─── Provided records ───

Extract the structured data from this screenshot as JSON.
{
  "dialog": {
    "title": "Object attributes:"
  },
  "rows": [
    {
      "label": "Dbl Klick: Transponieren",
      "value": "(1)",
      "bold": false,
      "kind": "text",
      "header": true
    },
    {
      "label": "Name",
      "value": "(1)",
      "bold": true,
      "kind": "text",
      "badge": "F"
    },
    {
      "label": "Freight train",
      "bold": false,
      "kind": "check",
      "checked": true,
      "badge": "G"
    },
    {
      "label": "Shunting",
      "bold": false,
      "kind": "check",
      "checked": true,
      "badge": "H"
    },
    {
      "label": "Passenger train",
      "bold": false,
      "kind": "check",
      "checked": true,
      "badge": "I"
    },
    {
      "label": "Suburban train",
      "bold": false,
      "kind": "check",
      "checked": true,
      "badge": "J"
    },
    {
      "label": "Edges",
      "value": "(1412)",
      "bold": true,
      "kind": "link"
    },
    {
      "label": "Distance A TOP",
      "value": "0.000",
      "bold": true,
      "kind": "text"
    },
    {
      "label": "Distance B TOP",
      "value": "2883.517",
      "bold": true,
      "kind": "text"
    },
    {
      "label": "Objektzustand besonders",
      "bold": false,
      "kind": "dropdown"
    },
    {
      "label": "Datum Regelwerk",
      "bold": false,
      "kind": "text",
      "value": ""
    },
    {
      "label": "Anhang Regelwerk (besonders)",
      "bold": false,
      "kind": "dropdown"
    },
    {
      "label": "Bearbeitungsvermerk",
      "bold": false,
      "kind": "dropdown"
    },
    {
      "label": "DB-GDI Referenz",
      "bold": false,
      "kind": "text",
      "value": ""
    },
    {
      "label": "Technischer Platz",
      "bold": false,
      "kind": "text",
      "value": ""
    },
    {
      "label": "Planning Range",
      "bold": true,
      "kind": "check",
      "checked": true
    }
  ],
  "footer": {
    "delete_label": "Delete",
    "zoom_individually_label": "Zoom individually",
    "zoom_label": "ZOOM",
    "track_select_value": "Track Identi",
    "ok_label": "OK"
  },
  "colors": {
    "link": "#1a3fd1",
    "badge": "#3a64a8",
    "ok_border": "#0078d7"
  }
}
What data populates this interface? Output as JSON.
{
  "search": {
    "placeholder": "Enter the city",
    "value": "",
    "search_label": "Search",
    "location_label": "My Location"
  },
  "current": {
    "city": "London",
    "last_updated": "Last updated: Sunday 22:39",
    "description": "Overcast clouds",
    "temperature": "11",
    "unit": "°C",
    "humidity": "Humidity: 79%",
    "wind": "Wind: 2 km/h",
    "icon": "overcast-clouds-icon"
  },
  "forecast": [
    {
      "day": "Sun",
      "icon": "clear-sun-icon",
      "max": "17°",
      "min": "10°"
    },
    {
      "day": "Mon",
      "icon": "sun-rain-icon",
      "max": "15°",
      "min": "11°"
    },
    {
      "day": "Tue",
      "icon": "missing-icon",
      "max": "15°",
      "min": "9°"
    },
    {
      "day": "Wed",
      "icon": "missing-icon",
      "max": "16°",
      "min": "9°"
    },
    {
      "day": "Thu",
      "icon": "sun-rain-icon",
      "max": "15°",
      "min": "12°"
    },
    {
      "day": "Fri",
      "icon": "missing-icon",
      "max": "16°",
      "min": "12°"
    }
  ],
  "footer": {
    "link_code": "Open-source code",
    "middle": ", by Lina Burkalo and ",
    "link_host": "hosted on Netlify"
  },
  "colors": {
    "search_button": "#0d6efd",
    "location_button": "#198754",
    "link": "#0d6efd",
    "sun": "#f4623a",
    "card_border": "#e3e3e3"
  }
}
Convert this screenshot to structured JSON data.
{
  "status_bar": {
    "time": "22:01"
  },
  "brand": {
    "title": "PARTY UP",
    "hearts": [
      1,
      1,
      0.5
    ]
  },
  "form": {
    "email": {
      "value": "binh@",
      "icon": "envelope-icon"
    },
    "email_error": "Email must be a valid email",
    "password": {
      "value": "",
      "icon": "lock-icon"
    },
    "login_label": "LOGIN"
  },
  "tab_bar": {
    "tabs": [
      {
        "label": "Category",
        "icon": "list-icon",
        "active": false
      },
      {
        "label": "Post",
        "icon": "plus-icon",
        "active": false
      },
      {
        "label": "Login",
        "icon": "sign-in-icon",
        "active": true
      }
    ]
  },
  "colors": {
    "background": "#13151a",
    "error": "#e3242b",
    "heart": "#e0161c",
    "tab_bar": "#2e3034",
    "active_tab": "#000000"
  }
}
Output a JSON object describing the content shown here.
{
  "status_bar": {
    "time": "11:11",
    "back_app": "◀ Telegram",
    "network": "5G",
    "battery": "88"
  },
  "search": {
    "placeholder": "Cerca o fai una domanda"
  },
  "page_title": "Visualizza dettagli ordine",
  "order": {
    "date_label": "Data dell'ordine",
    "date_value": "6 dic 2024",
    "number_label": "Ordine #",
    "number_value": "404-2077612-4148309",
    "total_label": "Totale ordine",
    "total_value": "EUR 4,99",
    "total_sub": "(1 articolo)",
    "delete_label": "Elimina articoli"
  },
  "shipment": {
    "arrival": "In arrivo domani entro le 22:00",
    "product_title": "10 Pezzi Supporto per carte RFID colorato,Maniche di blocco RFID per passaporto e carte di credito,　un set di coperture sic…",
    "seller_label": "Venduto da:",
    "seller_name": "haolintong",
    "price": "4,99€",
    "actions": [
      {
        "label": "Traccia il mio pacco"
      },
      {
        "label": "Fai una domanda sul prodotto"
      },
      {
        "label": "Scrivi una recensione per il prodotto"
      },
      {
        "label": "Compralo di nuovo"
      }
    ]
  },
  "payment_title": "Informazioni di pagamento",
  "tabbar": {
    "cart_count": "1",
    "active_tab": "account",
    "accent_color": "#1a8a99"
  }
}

───

Directive =>
Word for word, write out the data.

Problem solution =>
Extract the structured data from this screenshot as JSON.
{
  "dialog": {
    "title": "Object attributes:"
  },
  "rows": [
    {
      "label": "Dbl Klick: Transponieren",
      "value": "(1)",
      "bold": false,
      "kind": "text",
      "header": true
    },
    {
      "label": "Name",
      "value": "(1)",
      "bold": true,
      "kind": "text",
      "badge": "F"
    },
    {
      "label": "Freight train",
      "bold": false,
      "kind": "check",
      "checked": true,
      "badge": "G"
    },
    {
      "label": "Shunting",
      "bold": false,
      "kind": "check",
      "checked": true,
      "badge": "H"
    },
    {
      "label": "Passenger train",
      "bold": false,
      "kind": "check",
      "checked": true,
      "badge": "I"
    },
    {
      "label": "Suburban train",
      "bold": false,
      "kind": "check",
      "checked": true,
      "badge": "J"
    },
    {
      "label": "Edges",
      "value": "(1412)",
      "bold": true,
      "kind": "link"
    },
    {
      "label": "Distance A TOP",
      "value": "0.000",
      "bold": true,
      "kind": "text"
    },
    {
      "label": "Distance B TOP",
      "value": "2883.517",
      "bold": true,
      "kind": "text"
    },
    {
      "label": "Objektzustand besonders",
      "bold": false,
      "kind": "dropdown"
    },
    {
      "label": "Datum Regelwerk",
      "bold": false,
      "kind": "text",
      "value": ""
    },
    {
      "label": "Anhang Regelwerk (besonders)",
      "bold": false,
      "kind": "dropdown"
    },
    {
      "label": "Bearbeitungsvermerk",
      "bold": false,
      "kind": "dropdown"
    },
    {
      "label": "DB-GDI Referenz",
      "bold": false,
      "kind": "text",
      "value": ""
    },
    {
      "label": "Technischer Platz",
      "bold": false,
      "kind": "text",
      "value": ""
    },
    {
      "label": "Planning Range",
      "bold": true,
      "kind": "check",
      "checked": true
    }
  ],
  "footer": {
    "delete_label": "Delete",
    "zoom_individually_label": "Zoom individually",
    "zoom_label": "ZOOM",
    "track_select_value": "Track Identi",
    "ok_label": "OK"
  },
  "colors": {
    "link": "#1a3fd1",
    "badge": "#3a64a8",
    "ok_border": "#0078d7"
  }
}
What data populates this interface? Output as JSON.
{
  "search": {
    "placeholder": "Enter the city",
    "value": "",
    "search_label": "Search",
    "location_label": "My Location"
  },
  "current": {
    "city": "London",
    "last_updated": "Last updated: Sunday 22:39",
    "description": "Overcast clouds",
    "temperature": "11",
    "unit": "°C",
    "humidity": "Humidity: 79%",
    "wind": "Wind: 2 km/h",
    "icon": "overcast-clouds-icon"
  },
  "forecast": [
    {
      "day": "Sun",
      "icon": "clear-sun-icon",
      "max": "17°",
      "min": "10°"
    },
    {
      "day": "Mon",
      "icon": "sun-rain-icon",
      "max": "15°",
      "min": "11°"
    },
    {
      "day": "Tue",
      "icon": "missing-icon",
      "max": "15°",
      "min": "9°"
    },
    {
      "day": "Wed",
      "icon": "missing-icon",
      "max": "16°",
      "min": "9°"
    },
    {
      "day": "Thu",
      "icon": "sun-rain-icon",
      "max": "15°",
      "min": "12°"
    },
    {
      "day": "Fri",
      "icon": "missing-icon",
      "max": "16°",
      "min": "12°"
    }
  ],
  "footer": {
    "link_code": "Open-source code",
    "middle": ", by Lina Burkalo and ",
    "link_host": "hosted on Netlify"
  },
  "colors": {
    "search_button": "#0d6efd",
    "location_button": "#198754",
    "link": "#0d6efd",
    "sun": "#f4623a",
    "card_border": "#e3e3e3"
  }
}
Convert this screenshot to structured JSON data.
{
  "status_bar": {
    "time": "22:01"
  },
  "brand": {
    "title": "PARTY UP",
    "hearts": [
      1,
      1,
      0.5
    ]
  },
  "form": {
    "email": {
      "value": "binh@",
      "icon": "envelope-icon"
    },
    "email_error": "Email must be a valid email",
    "password": {
      "value": "",
      "icon": "lock-icon"
    },
    "login_label": "LOGIN"
  },
  "tab_bar": {
    "tabs": [
      {
        "label": "Category",
        "icon": "list-icon",
        "active": false
      },
      {
        "label": "Post",
        "icon": "plus-icon",
        "active": false
      },
      {
        "label": "Login",
        "icon": "sign-in-icon",
        "active": true
      }
    ]
  },
  "colors": {
    "background": "#13151a",
    "error": "#e3242b",
    "heart": "#e0161c",
    "tab_bar": "#2e3034",
    "active_tab": "#000000"
  }
}
Output a JSON object describing the content shown here.
{
  "status_bar": {
    "time": "11:11",
    "back_app": "◀ Telegram",
    "network": "5G",
    "battery": "88"
  },
  "search": {
    "placeholder": "Cerca o fai una domanda"
  },
  "page_title": "Visualizza dettagli ordine",
  "order": {
    "date_label": "Data dell'ordine",
    "date_value": "6 dic 2024",
    "number_label": "Ordine #",
    "number_value": "404-2077612-4148309",
    "total_label": "Totale ordine",
    "total_value": "EUR 4,99",
    "total_sub": "(1 articolo)",
    "delete_label": "Elimina articoli"
  },
  "shipment": {
    "arrival": "In arrivo domani entro le 22:00",
    "product_title": "10 Pezzi Supporto per carte RFID colorato,Maniche di blocco RFID per passaporto e carte di credito,　un set di coperture sic…",
    "seller_label": "Venduto da:",
    "seller_name": "haolintong",
    "price": "4,99€",
    "actions": [
      {
        "label": "Traccia il mio pacco"
      },
      {
        "label": "Fai una domanda sul prodotto"
      },
      {
        "label": "Scrivi una recensione per il prodotto"
      },
      {
        "label": "Compralo di nuovo"
      }
    ]
  },
  "payment_title": "Informazioni di pagamento",
  "tabbar": {
    "cart_count": "1",
    "active_tab": "account",
    "accent_color": "#1a8a99"
  }
}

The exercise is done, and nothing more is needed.